◆ Objective:
Extract all records. Keep each one exact.

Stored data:
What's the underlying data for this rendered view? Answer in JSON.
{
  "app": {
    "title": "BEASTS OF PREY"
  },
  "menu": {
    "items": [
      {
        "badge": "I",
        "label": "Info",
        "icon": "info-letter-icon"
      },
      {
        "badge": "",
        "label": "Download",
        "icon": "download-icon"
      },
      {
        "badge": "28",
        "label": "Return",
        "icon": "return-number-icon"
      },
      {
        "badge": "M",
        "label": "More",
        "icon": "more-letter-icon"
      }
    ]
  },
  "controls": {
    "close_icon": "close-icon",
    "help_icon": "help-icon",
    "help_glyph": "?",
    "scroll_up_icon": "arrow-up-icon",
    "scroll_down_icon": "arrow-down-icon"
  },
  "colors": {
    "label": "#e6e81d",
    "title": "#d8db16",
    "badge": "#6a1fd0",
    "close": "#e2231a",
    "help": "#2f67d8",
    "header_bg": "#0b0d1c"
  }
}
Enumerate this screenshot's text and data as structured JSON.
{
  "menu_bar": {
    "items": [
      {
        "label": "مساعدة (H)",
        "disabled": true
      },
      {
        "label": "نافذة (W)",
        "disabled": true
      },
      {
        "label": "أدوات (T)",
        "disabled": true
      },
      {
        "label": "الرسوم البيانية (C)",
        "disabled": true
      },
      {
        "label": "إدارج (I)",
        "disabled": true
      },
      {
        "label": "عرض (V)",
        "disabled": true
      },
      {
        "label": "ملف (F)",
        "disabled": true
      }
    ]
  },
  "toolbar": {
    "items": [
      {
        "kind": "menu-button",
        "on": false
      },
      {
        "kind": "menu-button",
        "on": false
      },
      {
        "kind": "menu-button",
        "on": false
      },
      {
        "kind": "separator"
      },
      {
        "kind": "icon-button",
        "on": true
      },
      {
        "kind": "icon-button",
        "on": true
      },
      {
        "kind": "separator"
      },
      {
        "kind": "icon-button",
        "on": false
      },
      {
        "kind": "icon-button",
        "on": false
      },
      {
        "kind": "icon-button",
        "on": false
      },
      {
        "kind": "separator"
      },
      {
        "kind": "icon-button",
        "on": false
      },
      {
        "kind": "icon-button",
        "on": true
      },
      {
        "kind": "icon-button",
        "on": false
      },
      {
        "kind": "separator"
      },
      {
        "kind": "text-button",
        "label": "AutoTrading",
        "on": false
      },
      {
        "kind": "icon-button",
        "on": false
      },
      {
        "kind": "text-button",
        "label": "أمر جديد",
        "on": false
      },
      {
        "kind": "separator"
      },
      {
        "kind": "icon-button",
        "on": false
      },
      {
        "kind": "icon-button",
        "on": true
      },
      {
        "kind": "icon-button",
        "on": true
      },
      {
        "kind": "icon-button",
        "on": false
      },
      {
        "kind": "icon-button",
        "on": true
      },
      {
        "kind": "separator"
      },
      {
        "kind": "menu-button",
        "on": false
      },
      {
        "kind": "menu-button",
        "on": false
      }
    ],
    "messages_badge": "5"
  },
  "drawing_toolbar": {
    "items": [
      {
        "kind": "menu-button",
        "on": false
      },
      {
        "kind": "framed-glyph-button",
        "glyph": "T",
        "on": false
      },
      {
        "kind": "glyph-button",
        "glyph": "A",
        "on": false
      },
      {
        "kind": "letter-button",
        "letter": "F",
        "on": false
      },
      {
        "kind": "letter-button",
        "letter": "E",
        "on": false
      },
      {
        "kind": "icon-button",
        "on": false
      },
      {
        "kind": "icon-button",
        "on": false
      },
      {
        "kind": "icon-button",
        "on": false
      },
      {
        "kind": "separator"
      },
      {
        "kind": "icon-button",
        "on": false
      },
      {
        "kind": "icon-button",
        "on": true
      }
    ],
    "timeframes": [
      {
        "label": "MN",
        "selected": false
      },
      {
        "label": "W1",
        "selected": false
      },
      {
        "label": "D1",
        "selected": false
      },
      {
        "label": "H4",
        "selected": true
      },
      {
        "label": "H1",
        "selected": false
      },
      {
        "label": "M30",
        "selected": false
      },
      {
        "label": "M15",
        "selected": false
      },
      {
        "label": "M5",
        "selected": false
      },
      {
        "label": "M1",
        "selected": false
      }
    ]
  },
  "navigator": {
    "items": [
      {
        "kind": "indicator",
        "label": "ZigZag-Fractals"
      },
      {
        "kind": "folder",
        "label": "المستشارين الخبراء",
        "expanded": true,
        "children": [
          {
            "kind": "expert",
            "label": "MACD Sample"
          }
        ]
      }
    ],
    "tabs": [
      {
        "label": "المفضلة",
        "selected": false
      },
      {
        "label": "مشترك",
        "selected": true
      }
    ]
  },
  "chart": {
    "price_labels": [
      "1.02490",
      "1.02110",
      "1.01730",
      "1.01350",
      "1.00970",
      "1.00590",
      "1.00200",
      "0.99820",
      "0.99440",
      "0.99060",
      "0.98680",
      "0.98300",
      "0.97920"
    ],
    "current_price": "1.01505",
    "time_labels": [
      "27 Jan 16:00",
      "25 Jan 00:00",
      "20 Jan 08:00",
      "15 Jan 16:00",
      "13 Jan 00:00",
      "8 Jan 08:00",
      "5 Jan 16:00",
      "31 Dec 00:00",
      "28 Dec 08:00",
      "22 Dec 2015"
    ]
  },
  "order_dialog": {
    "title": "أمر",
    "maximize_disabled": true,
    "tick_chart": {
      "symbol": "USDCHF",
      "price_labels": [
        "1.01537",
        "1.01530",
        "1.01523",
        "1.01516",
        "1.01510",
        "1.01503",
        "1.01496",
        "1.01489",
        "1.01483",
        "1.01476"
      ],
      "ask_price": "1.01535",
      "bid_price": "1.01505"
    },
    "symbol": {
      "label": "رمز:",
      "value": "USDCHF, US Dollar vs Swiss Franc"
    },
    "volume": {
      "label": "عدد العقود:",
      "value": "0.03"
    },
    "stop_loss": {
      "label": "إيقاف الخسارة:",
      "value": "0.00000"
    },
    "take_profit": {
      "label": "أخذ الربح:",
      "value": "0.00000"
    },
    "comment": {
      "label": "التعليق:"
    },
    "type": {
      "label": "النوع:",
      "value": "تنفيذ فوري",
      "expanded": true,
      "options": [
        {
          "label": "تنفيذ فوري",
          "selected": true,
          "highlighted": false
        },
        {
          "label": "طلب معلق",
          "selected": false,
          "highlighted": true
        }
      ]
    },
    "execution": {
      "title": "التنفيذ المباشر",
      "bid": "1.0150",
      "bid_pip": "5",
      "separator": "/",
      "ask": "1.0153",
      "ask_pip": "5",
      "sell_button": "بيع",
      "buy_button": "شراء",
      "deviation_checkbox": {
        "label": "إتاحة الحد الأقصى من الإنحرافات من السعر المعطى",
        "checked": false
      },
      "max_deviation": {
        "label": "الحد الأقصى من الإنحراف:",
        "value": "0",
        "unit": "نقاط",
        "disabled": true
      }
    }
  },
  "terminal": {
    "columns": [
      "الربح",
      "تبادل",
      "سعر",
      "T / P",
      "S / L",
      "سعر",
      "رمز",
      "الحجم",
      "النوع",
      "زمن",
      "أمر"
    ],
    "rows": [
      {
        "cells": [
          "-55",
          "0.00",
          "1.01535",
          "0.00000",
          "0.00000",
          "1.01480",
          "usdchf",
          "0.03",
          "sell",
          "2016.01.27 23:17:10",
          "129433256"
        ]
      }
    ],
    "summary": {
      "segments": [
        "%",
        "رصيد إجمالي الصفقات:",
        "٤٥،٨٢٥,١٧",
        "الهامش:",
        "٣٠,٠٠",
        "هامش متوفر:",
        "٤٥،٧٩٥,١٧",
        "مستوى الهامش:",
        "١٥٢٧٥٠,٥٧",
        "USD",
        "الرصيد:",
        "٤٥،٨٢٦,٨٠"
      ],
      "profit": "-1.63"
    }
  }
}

◆ Written solution:
What's the underlying data for this rendered view? Answer in JSON.
{
  "app": {
    "title": "BEASTS OF PREY"
  },
  "menu": {
    "items": [
      {
        "badge": "I",
        "label": "Info",
        "icon": "info-letter-icon"
      },
      {
        "badge": "",
        "label": "Download",
        "icon": "download-icon"
      },
      {
        "badge": "28",
        "label": "Return",
        "icon": "return-number-icon"
      },
      {
        "badge": "M",
        "label": "More",
        "icon": "more-letter-icon"
      }
    ]
  },
  "controls": {
    "close_icon": "close-icon",
    "help_icon": "help-icon",
    "help_glyph": "?",
    "scroll_up_icon": "arrow-up-icon",
    "scroll_down_icon": "arrow-down-icon"
  },
  "colors": {
    "label": "#e6e81d",
    "title": "#d8db16",
    "badge": "#6a1fd0",
    "close": "#e2231a",
    "help": "#2f67d8",
    "header_bg": "#0b0d1c"
  }
}
Enumerate this screenshot's text and data as structured JSON.
{
  "menu_bar": {
    "items": [
      {
        "label": "مساعدة (H)",
        "disabled": true
      },
      {
        "label": "نافذة (W)",
        "disabled": true
      },
      {
        "label": "أدوات (T)",
        "disabled": true
      },
      {
        "label": "الرسوم البيانية (C)",
        "disabled": true
      },
      {
        "label": "إدارج (I)",
        "disabled": true
      },
      {
        "label": "عرض (V)",
        "disabled": true
      },
      {
        "label": "ملف (F)",
        "disabled": true
      }
    ]
  },
  "toolbar": {
    "items": [
      {
        "kind": "menu-button",
        "on": false
      },
      {
        "kind": "menu-button",
        "on": false
      },
      {
        "kind": "menu-button",
        "on": false
      },
      {
        "kind": "separator"
      },
      {
        "kind": "icon-button",
        "on": true
      },
      {
        "kind": "icon-button",
        "on": true
      },
      {
        "kind": "separator"
      },
      {
        "kind": "icon-button",
        "on": false
      },
      {
        "kind": "icon-button",
        "on": false
      },
      {
        "kind": "icon-button",
        "on": false
      },
      {
        "kind": "separator"
      },
      {
        "kind": "icon-button",
        "on": false
      },
      {
        "kind": "icon-button",
        "on": true
      },
      {
        "kind": "icon-button",
        "on": false
      },
      {
        "kind": "separator"
      },
      {
        "kind": "text-button",
        "label": "AutoTrading",
        "on": false
      },
      {
        "kind": "icon-button",
        "on": false
      },
      {
        "kind": "text-button",
        "label": "أمر جديد",
        "on": false
      },
      {
        "kind": "separator"
      },
      {
        "kind": "icon-button",
        "on": false
      },
      {
        "kind": "icon-button",
        "on": true
      },
      {
        "kind": "icon-button",
        "on": true
      },
      {
        "kind": "icon-button",
        "on": false
      },
      {
        "kind": "icon-button",
        "on": true
      },
      {
        "kind": "separator"
      },
      {
        "kind": "menu-button",
        "on": false
      },
      {
        "kind": "menu-button",
        "on": false
      }
    ],
    "messages_badge": "5"
  },
  "drawing_toolbar": {
    "items": [
      {
        "kind": "menu-button",
        "on": false
      },
      {
        "kind": "framed-glyph-button",
        "glyph": "T",
        "on": false
      },
      {
        "kind": "glyph-button",
        "glyph": "A",
        "on": false
      },
      {
        "kind": "letter-button",
        "letter": "F",
        "on": false
      },
      {
        "kind": "letter-button",
        "letter": "E",
        "on": false
      },
      {
        "kind": "icon-button",
        "on": false
      },
      {
        "kind": "icon-button",
        "on": false
      },
      {
        "kind": "icon-button",
        "on": false
      },
      {
        "kind": "separator"
      },
      {
        "kind": "icon-button",
        "on": false
      },
      {
        "kind": "icon-button",
        "on": true
      }
    ],
    "timeframes": [
      {
        "label": "MN",
        "selected": false
      },
      {
        "label": "W1",
        "selected": false
      },
      {
        "label": "D1",
        "selected": false
      },
      {
        "label": "H4",
        "selected": true
      },
      {
        "label": "H1",
        "selected": false
      },
      {
        "label": "M30",
        "selected": false
      },
      {
        "label": "M15",
        "selected": false
      },
      {
        "label": "M5",
        "selected": false
      },
      {
        "label": "M1",
        "selected": false
      }
    ]
  },
  "navigator": {
    "items": [
      {
        "kind": "indicator",
        "label": "ZigZag-Fractals"
      },
      {
        "kind": "folder",
        "label": "المستشارين الخبراء",
        "expanded": true,
        "children": [
          {
            "kind": "expert",
            "label": "MACD Sample"
          }
        ]
      }
    ],
    "tabs": [
      {
        "label": "المفضلة",
        "selected": false
      },
      {
        "label": "مشترك",
        "selected": true
      }
    ]
  },
  "chart": {
    "price_labels": [
      "1.02490",
      "1.02110",
      "1.01730",
      "1.01350",
      "1.00970",
      "1.00590",
      "1.00200",
      "0.99820",
      "0.99440",
      "0.99060",
      "0.98680",
      "0.98300",
      "0.97920"
    ],
    "current_price": "1.01505",
    "time_labels": [
      "27 Jan 16:00",
      "25 Jan 00:00",
      "20 Jan 08:00",
      "15 Jan 16:00",
      "13 Jan 00:00",
      "8 Jan 08:00",
      "5 Jan 16:00",
      "31 Dec 00:00",
      "28 Dec 08:00",
      "22 Dec 2015"
    ]
  },
  "order_dialog": {
    "title": "أمر",
    "maximize_disabled": true,
    "tick_chart": {
      "symbol": "USDCHF",
      "price_labels": [
        "1.01537",
        "1.01530",
        "1.01523",
        "1.01516",
        "1.01510",
        "1.01503",
        "1.01496",
        "1.01489",
        "1.01483",
        "1.01476"
      ],
      "ask_price": "1.01535",
      "bid_price": "1.01505"
    },
    "symbol": {
      "label": "رمز:",
      "value": "USDCHF, US Dollar vs Swiss Franc"
    },
    "volume": {
      "label": "عدد العقود:",
      "value": "0.03"
    },
    "stop_loss": {
      "label": "إيقاف الخسارة:",
      "value": "0.00000"
    },
    "take_profit": {
      "label": "أخذ الربح:",
      "value": "0.00000"
    },
    "comment": {
      "label": "التعليق:"
    },
    "type": {
      "label": "النوع:",
      "value": "تنفيذ فوري",
      "expanded": true,
      "options": [
        {
          "label": "تنفيذ فوري",
          "selected": true,
          "highlighted": false
        },
        {
          "label": "طلب معلق",
          "selected": false,
          "highlighted": true
        }
      ]
    },
    "execution": {
      "title": "التنفيذ المباشر",
      "bid": "1.0150",
      "bid_pip": "5",
      "separator": "/",
      "ask": "1.0153",
      "ask_pip": "5",
      "sell_button": "بيع",
      "buy_button": "شراء",
      "deviation_checkbox": {
        "label": "إتاحة الحد الأقصى من الإنحرافات من السعر المعطى",
        "checked": false
      },
      "max_deviation": {
        "label": "الحد الأقصى من الإنحراف:",
        "value": "0",
        "unit": "نقاط",
        "disabled": true
      }
    }
  },
  "terminal": {
    "columns": [
      "الربح",
      "تبادل",
      "سعر",
      "T / P",
      "S / L",
      "سعر",
      "رمز",
      "الحجم",
      "النوع",
      "زمن",
      "أمر"
    ],
    "rows": [
      {
        "cells": [
          "-55",
          "0.00",
          "1.01535",
          "0.00000",
          "0.00000",
          "1.01480",
          "usdchf",
          "0.03",
          "sell",
          "2016.01.27 23:17:10",
          "129433256"
        ]
      }
    ],
    "summary": {
      "segments": [
        "%",
        "رصيد إجمالي الصفقات:",
        "٤٥،٨٢٥,١٧",
        "الهامش:",
        "٣٠,٠٠",
        "هامش متوفر:",
        "٤٥،٧٩٥,١٧",
        "مستوى الهامش:",
        "١٥٢٧٥٠,٥٧",
        "USD",
        "الرصيد:",
        "٤٥،٨٢٦,٨٠"
      ],
      "profit": "-1.63"
    }
  }
}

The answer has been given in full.